## Task statement
Every entry below should be printed exactly, without its images.

## Input material

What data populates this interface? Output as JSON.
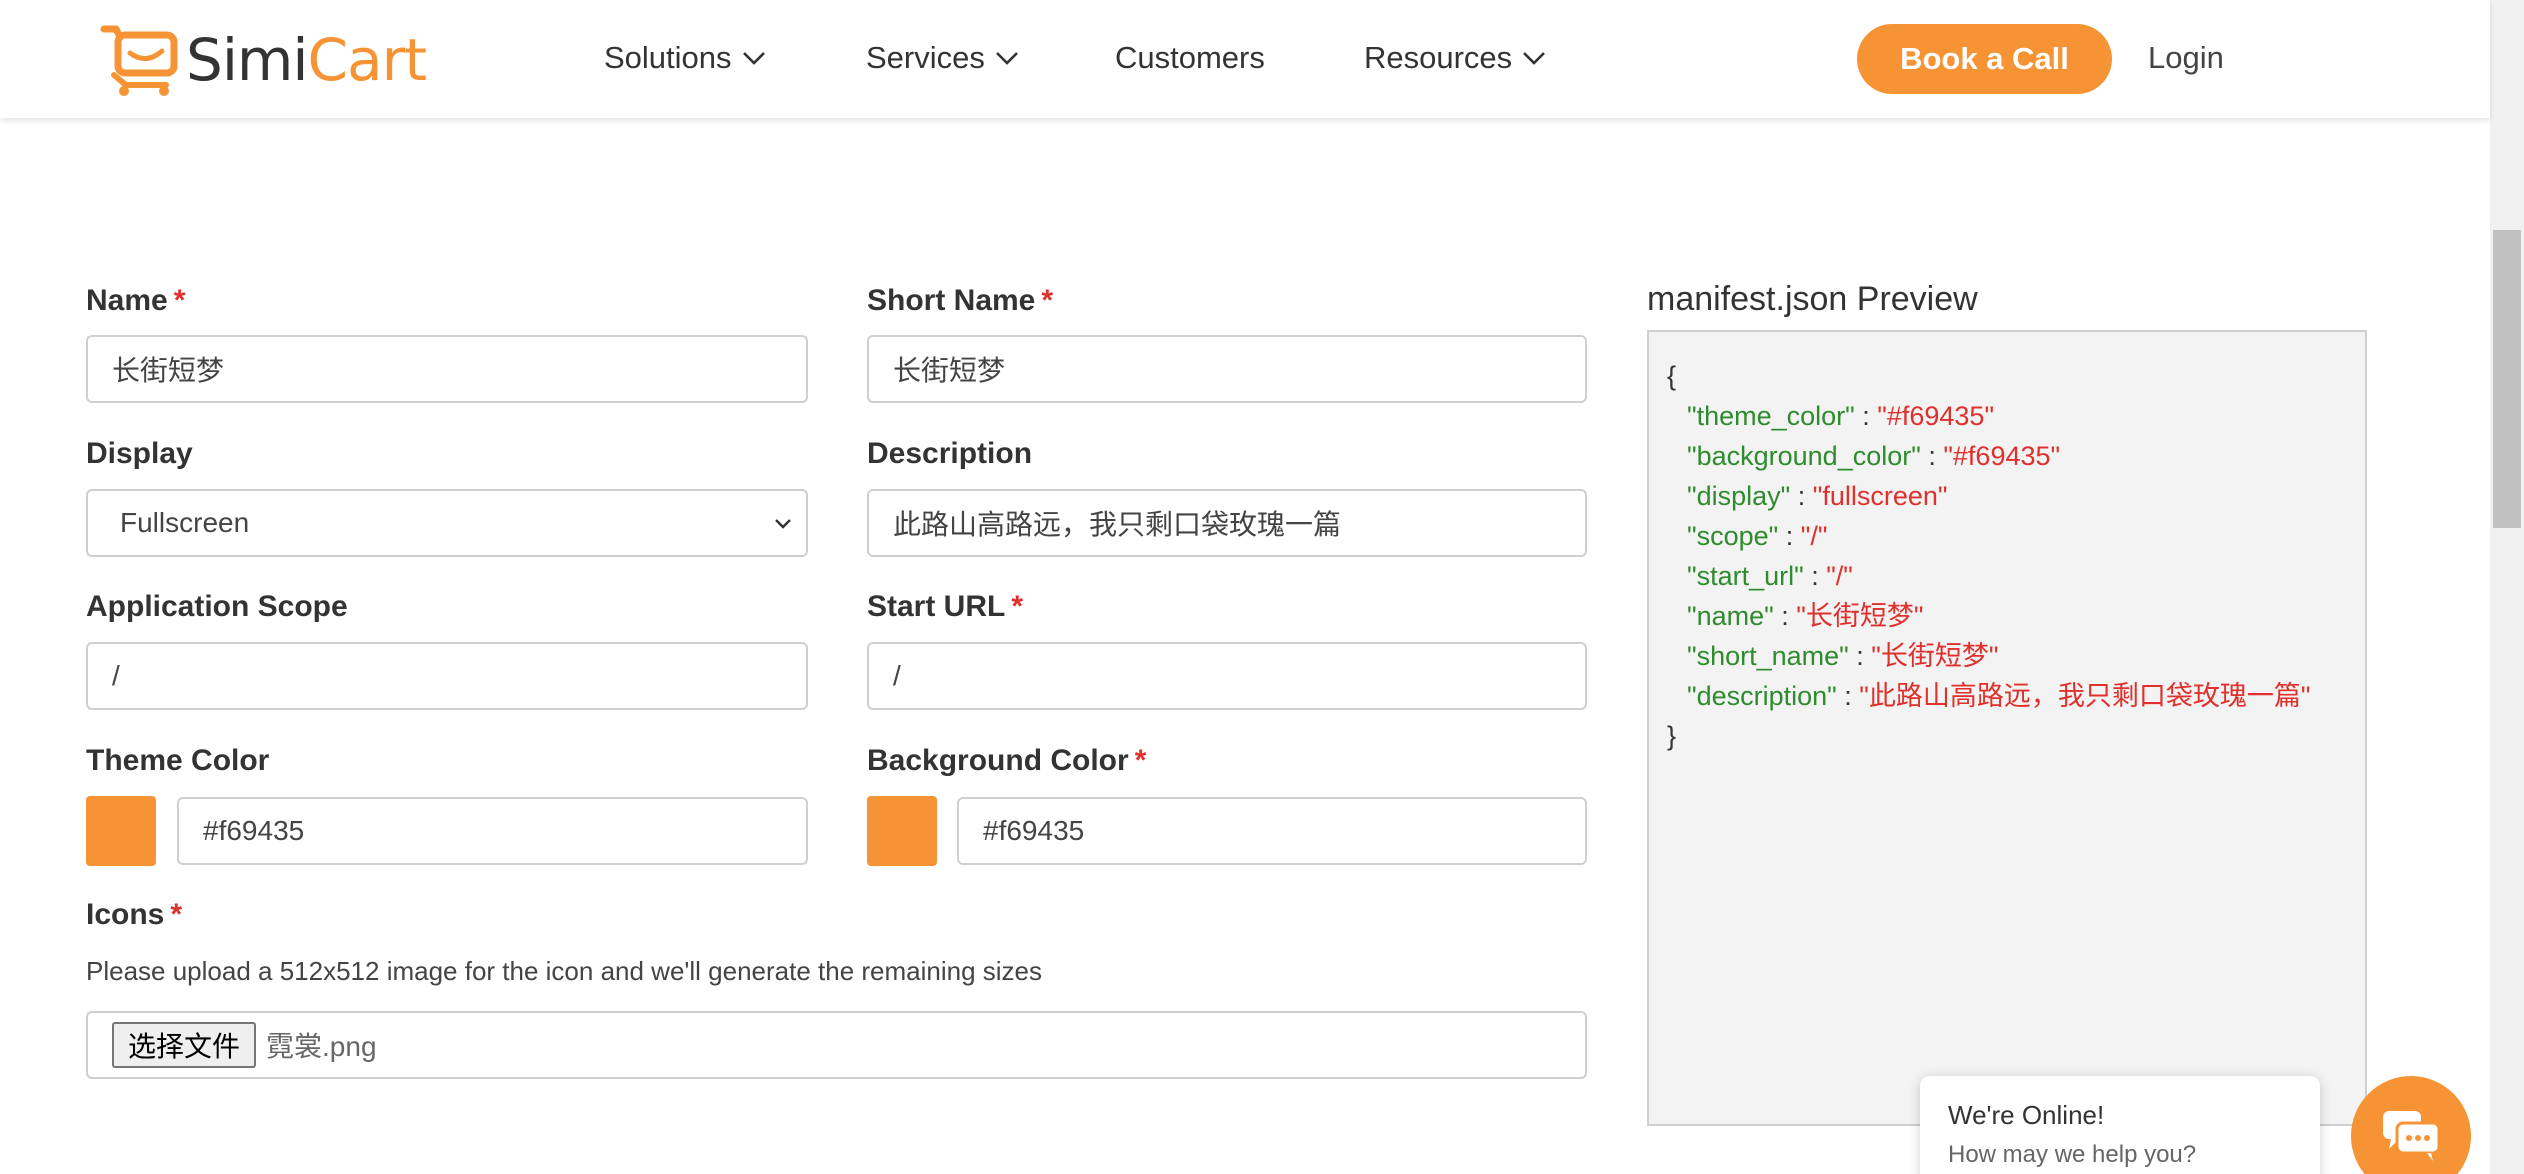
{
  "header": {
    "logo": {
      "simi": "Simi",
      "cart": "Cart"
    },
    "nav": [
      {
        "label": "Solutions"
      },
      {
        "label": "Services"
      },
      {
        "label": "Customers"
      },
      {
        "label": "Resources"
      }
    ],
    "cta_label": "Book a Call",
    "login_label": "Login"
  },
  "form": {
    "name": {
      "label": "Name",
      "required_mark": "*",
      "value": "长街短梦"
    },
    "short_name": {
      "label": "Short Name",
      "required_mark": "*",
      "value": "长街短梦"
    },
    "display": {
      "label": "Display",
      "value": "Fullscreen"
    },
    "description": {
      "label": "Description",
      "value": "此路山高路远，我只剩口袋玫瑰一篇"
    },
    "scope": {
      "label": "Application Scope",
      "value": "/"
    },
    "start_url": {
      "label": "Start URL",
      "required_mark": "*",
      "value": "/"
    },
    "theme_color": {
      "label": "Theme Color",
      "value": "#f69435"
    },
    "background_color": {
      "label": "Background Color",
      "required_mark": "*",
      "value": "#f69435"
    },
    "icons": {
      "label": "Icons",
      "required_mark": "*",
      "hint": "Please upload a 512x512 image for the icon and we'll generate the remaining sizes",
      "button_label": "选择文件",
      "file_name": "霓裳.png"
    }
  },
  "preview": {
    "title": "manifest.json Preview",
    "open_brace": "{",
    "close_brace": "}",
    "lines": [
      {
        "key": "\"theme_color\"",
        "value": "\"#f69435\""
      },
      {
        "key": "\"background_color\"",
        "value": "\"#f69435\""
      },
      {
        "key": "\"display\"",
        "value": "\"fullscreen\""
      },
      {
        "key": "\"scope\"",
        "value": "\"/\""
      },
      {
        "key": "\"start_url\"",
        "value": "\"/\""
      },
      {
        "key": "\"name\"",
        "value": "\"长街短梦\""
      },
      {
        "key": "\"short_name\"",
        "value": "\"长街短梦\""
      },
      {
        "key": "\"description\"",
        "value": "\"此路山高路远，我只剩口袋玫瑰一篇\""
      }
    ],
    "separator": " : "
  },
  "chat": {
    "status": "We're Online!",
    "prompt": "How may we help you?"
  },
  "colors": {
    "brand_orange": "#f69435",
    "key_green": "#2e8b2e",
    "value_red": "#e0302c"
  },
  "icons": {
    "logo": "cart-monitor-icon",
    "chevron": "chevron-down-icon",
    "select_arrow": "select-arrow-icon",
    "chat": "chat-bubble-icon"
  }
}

## Written solution
What data populates this interface? Output as JSON.
{
  "header": {
    "logo": {
      "simi": "Simi",
      "cart": "Cart"
    },
    "nav": [
      {
        "label": "Solutions"
      },
      {
        "label": "Services"
      },
      {
        "label": "Customers"
      },
      {
        "label": "Resources"
      }
    ],
    "cta_label": "Book a Call",
    "login_label": "Login"
  },
  "form": {
    "name": {
      "label": "Name",
      "required_mark": "*",
      "value": "长街短梦"
    },
    "short_name": {
      "label": "Short Name",
      "required_mark": "*",
      "value": "长街短梦"
    },
    "display": {
      "label": "Display",
      "value": "Fullscreen"
    },
    "description": {
      "label": "Description",
      "value": "此路山高路远，我只剩口袋玫瑰一篇"
    },
    "scope": {
      "label": "Application Scope",
      "value": "/"
    },
    "start_url": {
      "label": "Start URL",
      "required_mark": "*",
      "value": "/"
    },
    "theme_color": {
      "label": "Theme Color",
      "value": "#f69435"
    },
    "background_color": {
      "label": "Background Color",
      "required_mark": "*",
      "value": "#f69435"
    },
    "icons": {
      "label": "Icons",
      "required_mark": "*",
      "hint": "Please upload a 512x512 image for the icon and we'll generate the remaining sizes",
      "button_label": "选择文件",
      "file_name": "霓裳.png"
    }
  },
  "preview": {
    "title": "manifest.json Preview",
    "open_brace": "{",
    "close_brace": "}",
    "lines": [
      {
        "key": "\"theme_color\"",
        "value": "\"#f69435\""
      },
      {
        "key": "\"background_color\"",
        "value": "\"#f69435\""
      },
      {
        "key": "\"display\"",
        "value": "\"fullscreen\""
      },
      {
        "key": "\"scope\"",
        "value": "\"/\""
      },
      {
        "key": "\"start_url\"",
        "value": "\"/\""
      },
      {
        "key": "\"name\"",
        "value": "\"长街短梦\""
      },
      {
        "key": "\"short_name\"",
        "value": "\"长街短梦\""
      },
      {
        "key": "\"description\"",
        "value": "\"此路山高路远，我只剩口袋玫瑰一篇\""
      }
    ],
    "separator": " : "
  },
  "chat": {
    "status": "We're Online!",
    "prompt": "How may we help you?"
  },
  "colors": {
    "brand_orange": "#f69435",
    "key_green": "#2e8b2e",
    "value_red": "#e0302c"
  },
  "icons": {
    "logo": "cart-monitor-icon",
    "chevron": "chevron-down-icon",
    "select_arrow": "select-arrow-icon",
    "chat": "chat-bubble-icon"
  }
}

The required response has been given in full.